Without the pictures, return all of the material exactly as written.

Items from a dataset
************

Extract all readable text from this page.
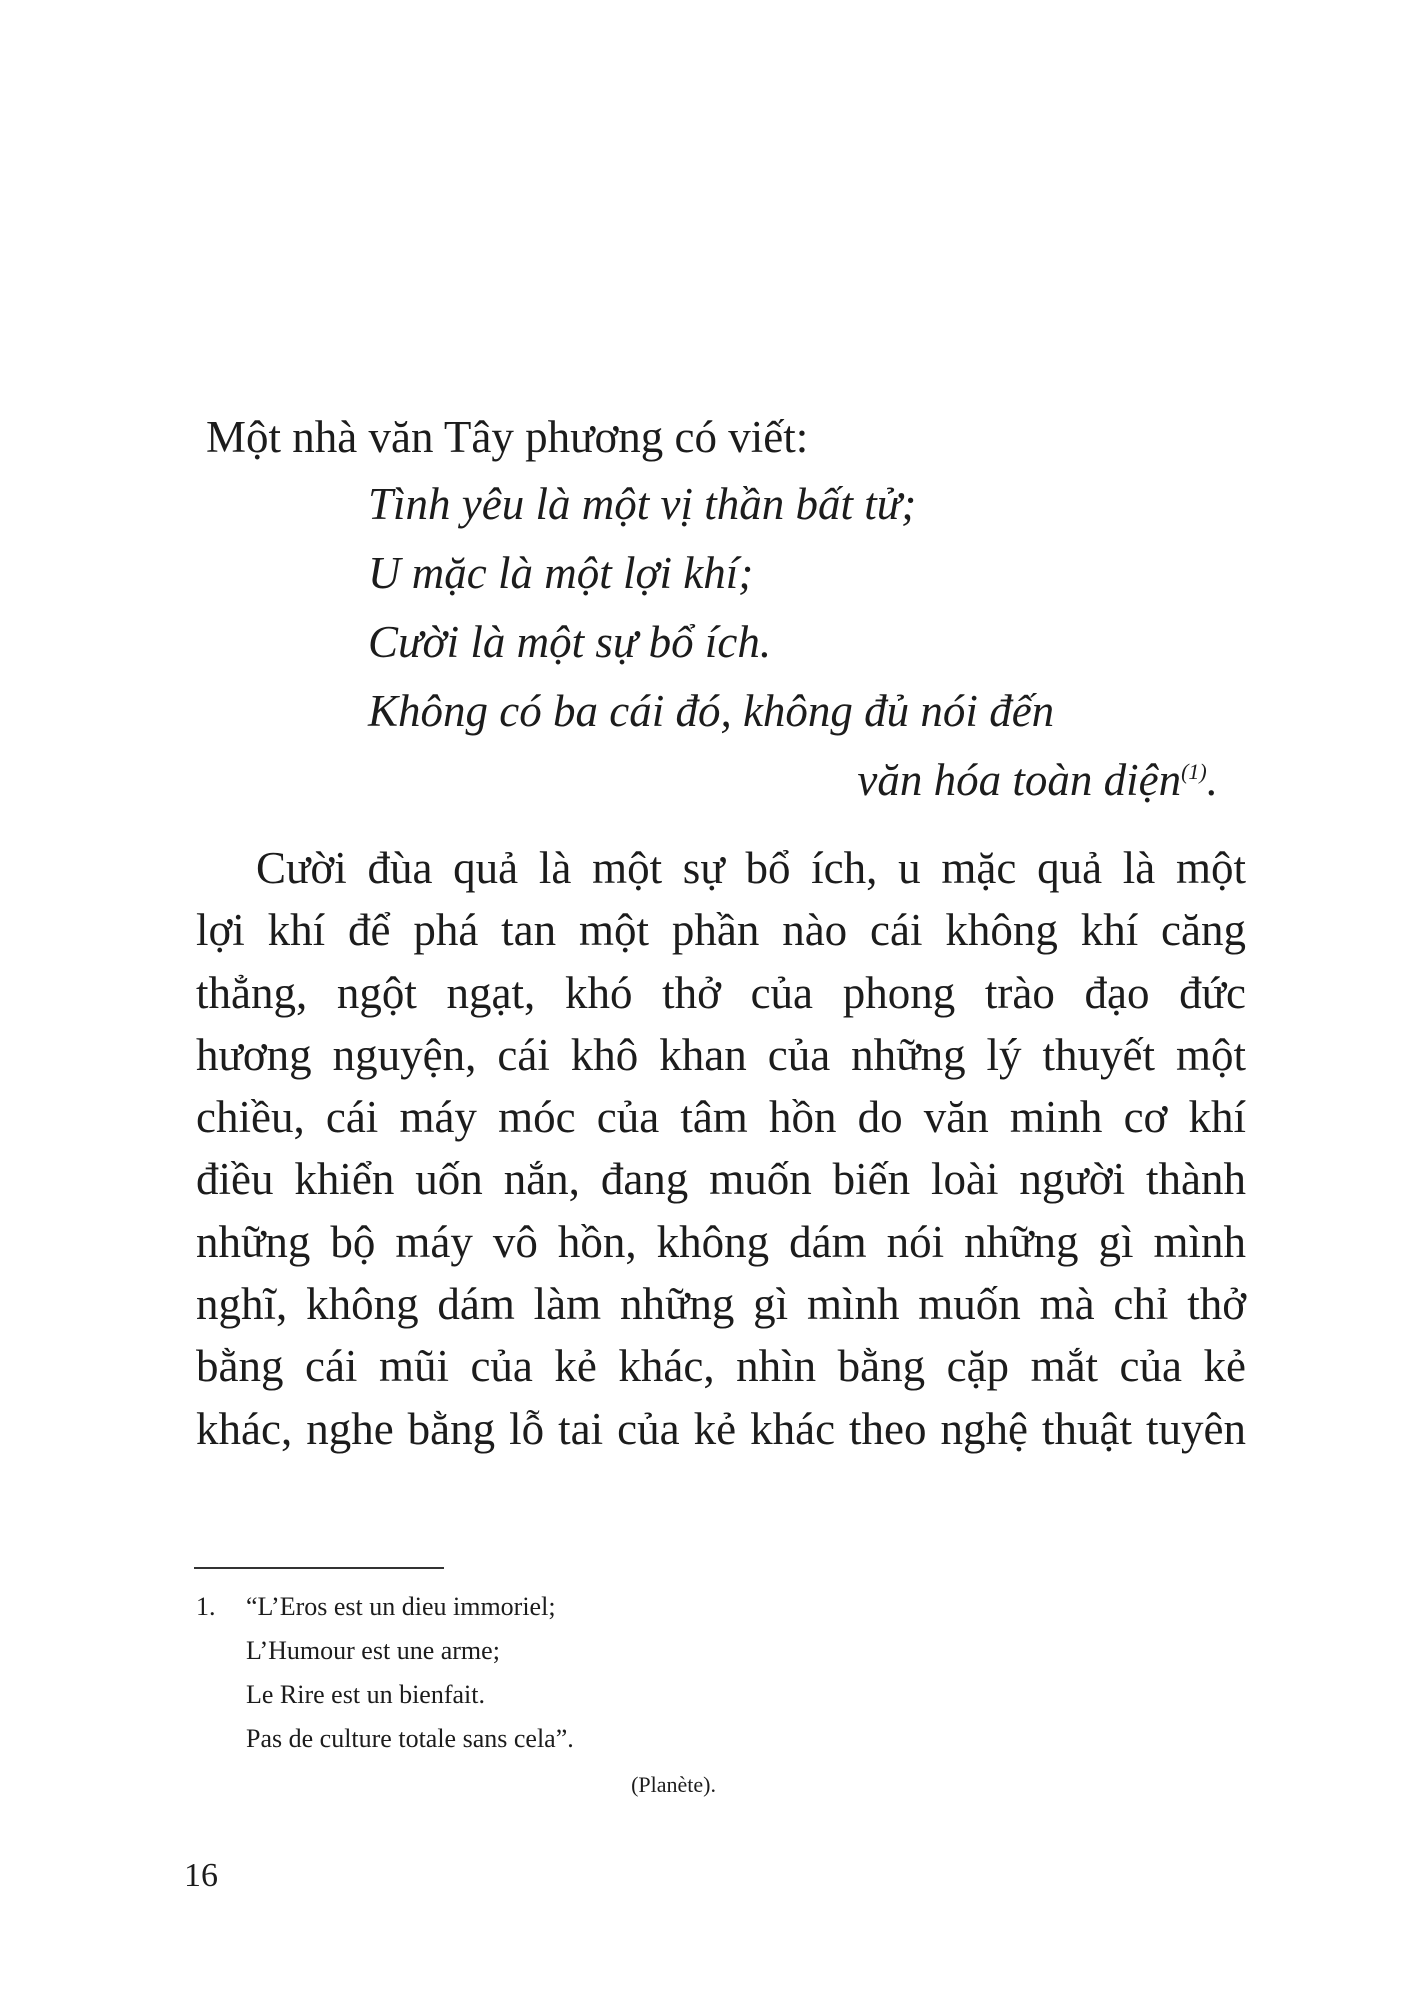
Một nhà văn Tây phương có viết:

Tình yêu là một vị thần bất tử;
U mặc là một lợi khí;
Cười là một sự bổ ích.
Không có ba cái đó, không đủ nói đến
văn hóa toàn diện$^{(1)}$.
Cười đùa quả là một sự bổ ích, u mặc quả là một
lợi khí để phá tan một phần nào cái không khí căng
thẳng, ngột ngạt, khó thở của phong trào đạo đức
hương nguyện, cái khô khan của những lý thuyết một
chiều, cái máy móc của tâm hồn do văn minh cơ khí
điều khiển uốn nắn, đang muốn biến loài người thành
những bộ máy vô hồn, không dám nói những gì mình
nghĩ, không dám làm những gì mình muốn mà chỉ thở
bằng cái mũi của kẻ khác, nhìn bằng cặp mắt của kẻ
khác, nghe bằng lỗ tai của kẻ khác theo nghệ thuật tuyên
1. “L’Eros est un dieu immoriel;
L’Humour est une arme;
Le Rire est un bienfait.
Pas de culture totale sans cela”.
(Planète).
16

************

Complete response
Extract all readable text from this page.
Một nhà văn Tây phương có viết:

Tình yêu là một vị thần bất tử;
U mặc là một lợi khí;
Cười là một sự bổ ích.
Không có ba cái đó, không đủ nói đến
văn hóa toàn diện$^{(1)}$.
Cười đùa quả là một sự bổ ích, u mặc quả là một
lợi khí để phá tan một phần nào cái không khí căng
thẳng, ngột ngạt, khó thở của phong trào đạo đức
hương nguyện, cái khô khan của những lý thuyết một
chiều, cái máy móc của tâm hồn do văn minh cơ khí
điều khiển uốn nắn, đang muốn biến loài người thành
những bộ máy vô hồn, không dám nói những gì mình
nghĩ, không dám làm những gì mình muốn mà chỉ thở
bằng cái mũi của kẻ khác, nhìn bằng cặp mắt của kẻ
khác, nghe bằng lỗ tai của kẻ khác theo nghệ thuật tuyên
1. “L’Eros est un dieu immoriel;
L’Humour est une arme;
Le Rire est un bienfait.
Pas de culture totale sans cela”.
(Planète).
16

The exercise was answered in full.